What to do:
Identify every line in the records below that contains the word "Employees", and reproduce each one.

Material provided:
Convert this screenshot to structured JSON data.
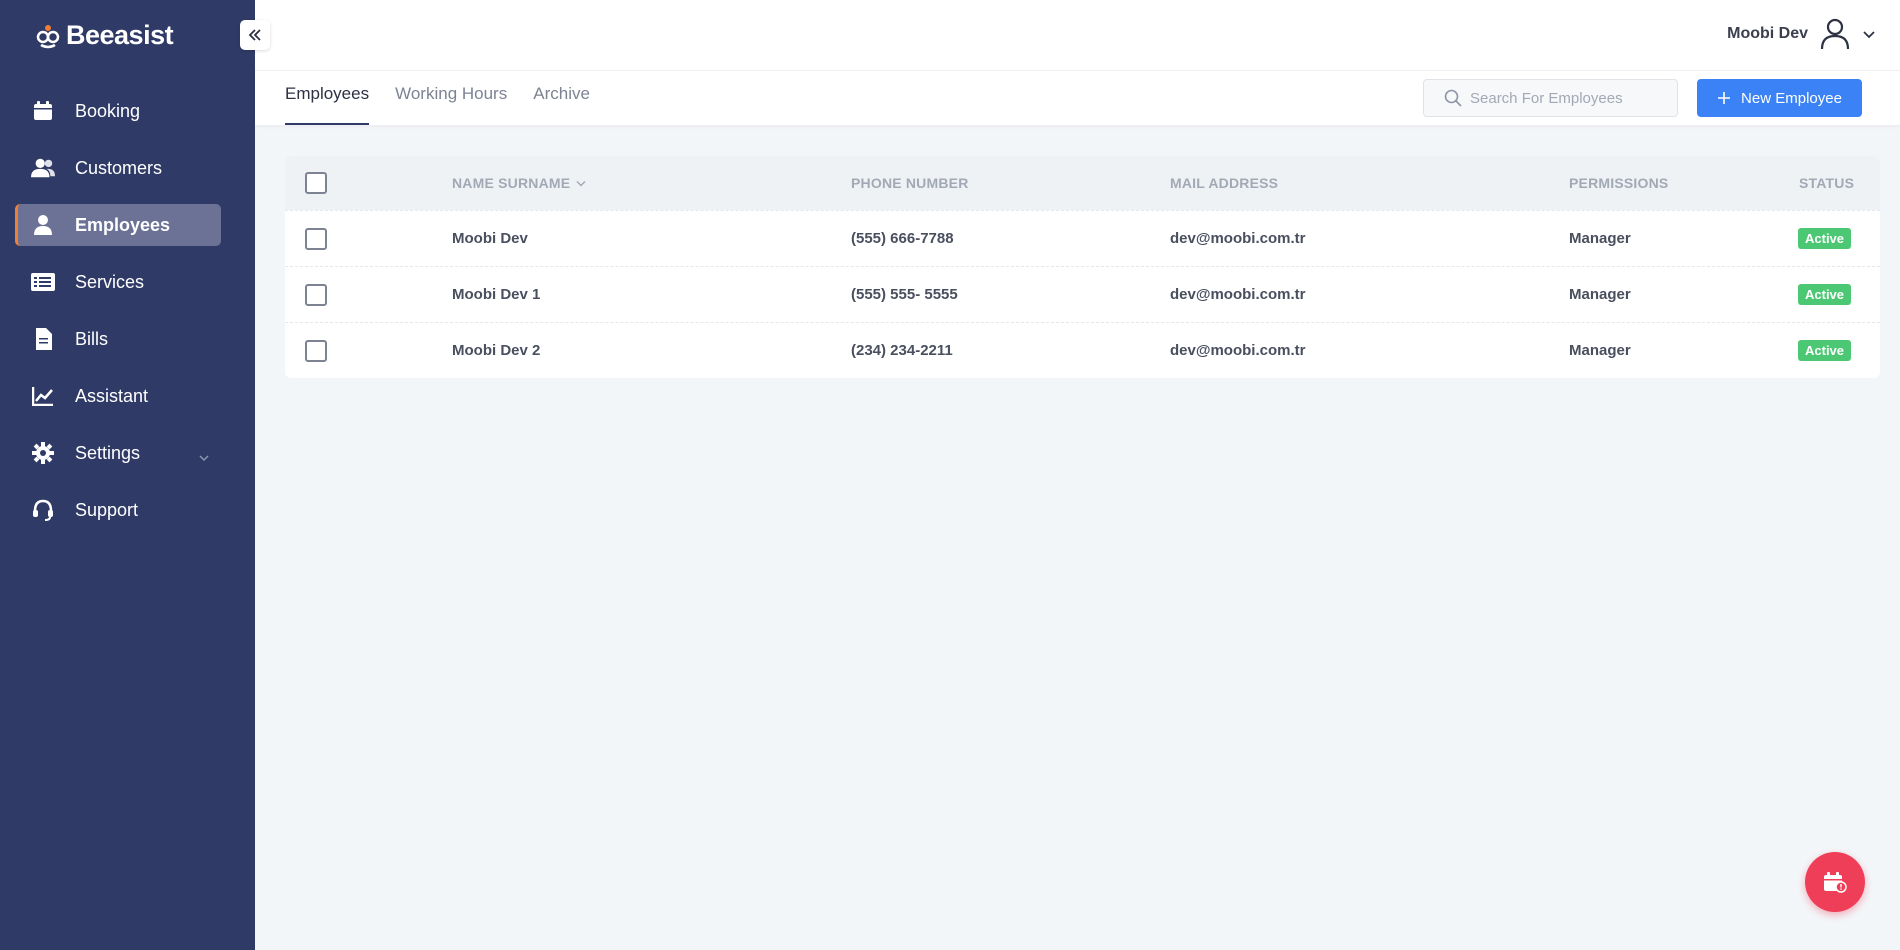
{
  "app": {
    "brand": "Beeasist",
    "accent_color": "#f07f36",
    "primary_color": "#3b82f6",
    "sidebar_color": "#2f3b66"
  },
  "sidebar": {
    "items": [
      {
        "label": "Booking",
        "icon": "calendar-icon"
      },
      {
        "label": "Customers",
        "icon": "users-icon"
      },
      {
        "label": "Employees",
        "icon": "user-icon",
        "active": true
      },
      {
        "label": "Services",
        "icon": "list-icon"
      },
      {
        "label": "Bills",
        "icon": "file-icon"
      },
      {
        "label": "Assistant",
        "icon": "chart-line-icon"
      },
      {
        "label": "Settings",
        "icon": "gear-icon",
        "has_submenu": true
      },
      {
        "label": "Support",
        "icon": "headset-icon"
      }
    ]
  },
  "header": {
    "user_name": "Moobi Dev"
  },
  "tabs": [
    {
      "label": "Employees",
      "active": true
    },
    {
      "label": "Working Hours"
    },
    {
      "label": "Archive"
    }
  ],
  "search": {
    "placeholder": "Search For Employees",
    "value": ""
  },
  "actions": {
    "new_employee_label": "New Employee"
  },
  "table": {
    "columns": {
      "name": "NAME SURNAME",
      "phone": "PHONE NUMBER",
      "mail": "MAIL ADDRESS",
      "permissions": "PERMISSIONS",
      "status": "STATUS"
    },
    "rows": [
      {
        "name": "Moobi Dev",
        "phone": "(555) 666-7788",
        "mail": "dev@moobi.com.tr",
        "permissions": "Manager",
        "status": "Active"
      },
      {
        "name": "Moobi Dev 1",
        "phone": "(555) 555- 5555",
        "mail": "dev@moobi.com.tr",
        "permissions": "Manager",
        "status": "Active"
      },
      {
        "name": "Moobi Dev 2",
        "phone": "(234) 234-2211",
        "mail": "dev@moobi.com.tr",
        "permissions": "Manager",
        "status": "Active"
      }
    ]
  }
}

Output of the exercise:
        "label": "Employees",
      "label": "Employees",
    "placeholder": "Search For Employees",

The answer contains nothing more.